▶ _TASK_
Look for "name" in the listing below. Gather each line that contains it.

▶ _STORED DATA_

[Begin]

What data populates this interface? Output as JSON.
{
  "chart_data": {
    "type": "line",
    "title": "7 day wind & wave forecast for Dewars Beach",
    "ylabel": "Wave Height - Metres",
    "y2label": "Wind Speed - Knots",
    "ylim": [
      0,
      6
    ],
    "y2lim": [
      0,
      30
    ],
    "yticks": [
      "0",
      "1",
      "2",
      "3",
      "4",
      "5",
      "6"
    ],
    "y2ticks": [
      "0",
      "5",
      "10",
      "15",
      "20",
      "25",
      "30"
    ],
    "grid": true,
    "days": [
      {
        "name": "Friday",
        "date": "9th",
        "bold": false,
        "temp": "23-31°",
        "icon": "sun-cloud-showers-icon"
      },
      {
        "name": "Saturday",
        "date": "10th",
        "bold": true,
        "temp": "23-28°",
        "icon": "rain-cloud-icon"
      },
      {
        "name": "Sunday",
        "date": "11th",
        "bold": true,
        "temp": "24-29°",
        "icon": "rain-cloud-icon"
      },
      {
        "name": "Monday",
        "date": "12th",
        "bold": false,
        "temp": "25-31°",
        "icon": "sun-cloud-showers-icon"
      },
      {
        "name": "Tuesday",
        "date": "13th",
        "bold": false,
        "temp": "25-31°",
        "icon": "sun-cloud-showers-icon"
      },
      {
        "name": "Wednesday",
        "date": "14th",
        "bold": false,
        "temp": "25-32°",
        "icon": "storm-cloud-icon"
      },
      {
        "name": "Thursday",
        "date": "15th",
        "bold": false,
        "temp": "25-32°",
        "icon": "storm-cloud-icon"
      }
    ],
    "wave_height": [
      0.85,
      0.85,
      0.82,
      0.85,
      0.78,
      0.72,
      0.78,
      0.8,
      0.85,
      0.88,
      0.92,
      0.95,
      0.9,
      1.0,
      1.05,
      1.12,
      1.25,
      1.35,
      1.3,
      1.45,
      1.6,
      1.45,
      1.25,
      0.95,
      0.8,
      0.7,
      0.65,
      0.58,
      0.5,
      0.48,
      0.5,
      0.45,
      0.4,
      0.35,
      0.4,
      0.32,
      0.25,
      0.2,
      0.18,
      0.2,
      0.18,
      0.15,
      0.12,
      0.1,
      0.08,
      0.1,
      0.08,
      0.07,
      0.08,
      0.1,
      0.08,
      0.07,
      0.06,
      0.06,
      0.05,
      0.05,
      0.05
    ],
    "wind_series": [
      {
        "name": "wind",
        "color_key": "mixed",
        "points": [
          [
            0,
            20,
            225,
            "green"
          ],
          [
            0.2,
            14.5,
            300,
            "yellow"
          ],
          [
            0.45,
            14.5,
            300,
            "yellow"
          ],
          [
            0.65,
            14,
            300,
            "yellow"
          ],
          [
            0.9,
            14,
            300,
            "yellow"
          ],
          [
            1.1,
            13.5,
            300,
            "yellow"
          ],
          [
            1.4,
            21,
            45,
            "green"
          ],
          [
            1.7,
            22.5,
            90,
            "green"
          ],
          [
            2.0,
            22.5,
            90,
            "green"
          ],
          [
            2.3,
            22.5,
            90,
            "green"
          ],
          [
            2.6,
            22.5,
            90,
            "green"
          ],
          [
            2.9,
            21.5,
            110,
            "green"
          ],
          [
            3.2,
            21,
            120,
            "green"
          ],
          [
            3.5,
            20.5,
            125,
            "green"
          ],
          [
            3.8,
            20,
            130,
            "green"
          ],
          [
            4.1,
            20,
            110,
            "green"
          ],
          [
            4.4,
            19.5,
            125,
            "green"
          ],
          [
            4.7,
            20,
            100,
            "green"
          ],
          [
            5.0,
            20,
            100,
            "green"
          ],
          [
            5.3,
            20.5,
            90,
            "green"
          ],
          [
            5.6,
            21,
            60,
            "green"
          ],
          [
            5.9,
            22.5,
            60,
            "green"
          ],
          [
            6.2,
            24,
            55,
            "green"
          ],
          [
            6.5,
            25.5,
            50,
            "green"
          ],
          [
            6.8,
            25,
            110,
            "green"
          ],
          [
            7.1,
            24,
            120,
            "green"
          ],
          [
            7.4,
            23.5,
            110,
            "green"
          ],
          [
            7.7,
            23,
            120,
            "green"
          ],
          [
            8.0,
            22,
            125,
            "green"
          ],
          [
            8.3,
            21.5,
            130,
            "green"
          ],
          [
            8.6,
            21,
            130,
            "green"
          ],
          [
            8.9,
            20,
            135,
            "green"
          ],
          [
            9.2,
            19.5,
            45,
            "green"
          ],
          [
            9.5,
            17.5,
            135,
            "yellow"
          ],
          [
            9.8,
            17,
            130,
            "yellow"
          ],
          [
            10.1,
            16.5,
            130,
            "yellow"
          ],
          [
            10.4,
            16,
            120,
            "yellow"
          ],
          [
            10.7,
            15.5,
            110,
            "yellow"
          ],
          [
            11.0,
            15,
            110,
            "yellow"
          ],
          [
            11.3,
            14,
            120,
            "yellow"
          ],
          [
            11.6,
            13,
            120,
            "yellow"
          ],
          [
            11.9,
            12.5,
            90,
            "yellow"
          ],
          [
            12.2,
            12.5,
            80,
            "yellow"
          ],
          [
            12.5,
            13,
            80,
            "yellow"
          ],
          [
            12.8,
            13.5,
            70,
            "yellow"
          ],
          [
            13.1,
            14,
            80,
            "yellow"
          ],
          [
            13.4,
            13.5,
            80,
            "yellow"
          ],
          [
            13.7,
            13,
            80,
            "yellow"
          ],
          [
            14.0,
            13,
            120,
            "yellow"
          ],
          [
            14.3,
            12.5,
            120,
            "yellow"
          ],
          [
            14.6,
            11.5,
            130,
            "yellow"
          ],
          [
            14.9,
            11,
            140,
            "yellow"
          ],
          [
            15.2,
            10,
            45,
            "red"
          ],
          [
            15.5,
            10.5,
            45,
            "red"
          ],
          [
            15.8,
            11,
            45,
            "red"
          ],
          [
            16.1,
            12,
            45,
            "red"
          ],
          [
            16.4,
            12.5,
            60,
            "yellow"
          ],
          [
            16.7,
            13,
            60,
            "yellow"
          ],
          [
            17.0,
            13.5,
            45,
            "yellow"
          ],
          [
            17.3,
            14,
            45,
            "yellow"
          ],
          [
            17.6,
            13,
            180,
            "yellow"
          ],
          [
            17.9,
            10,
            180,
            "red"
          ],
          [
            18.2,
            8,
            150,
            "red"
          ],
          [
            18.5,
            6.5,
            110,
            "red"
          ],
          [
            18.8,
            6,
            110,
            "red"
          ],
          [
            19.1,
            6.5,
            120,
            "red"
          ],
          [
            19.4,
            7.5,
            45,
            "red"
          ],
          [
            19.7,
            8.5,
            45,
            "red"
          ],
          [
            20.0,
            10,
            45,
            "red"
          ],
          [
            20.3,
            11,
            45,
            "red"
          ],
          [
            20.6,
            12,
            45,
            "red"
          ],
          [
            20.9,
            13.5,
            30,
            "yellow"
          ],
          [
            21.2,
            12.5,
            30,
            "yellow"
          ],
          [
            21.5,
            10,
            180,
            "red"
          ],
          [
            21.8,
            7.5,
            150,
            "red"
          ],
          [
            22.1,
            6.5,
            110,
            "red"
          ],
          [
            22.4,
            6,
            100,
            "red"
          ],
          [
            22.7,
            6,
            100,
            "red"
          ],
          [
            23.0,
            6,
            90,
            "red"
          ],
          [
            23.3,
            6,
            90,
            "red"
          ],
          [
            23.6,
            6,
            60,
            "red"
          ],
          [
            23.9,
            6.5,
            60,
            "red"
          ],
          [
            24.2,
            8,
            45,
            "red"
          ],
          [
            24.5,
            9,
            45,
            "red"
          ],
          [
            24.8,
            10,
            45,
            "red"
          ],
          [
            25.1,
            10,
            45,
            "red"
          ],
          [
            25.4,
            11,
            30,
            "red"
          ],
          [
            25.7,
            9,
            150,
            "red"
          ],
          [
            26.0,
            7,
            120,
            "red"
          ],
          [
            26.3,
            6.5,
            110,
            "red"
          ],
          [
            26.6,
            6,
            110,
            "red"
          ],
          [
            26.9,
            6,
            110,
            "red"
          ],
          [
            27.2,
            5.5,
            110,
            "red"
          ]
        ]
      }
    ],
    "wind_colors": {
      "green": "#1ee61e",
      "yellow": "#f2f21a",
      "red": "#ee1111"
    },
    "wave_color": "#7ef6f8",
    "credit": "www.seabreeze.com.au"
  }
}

[End]

▶ _WRITTEN SOLUTION_
        "name": "Friday",
        "name": "Saturday",
        "name": "Sunday",
        "name": "Monday",
        "name": "Tuesday",
        "name": "Wednesday",
        "name": "Thursday",
        "name": "wind",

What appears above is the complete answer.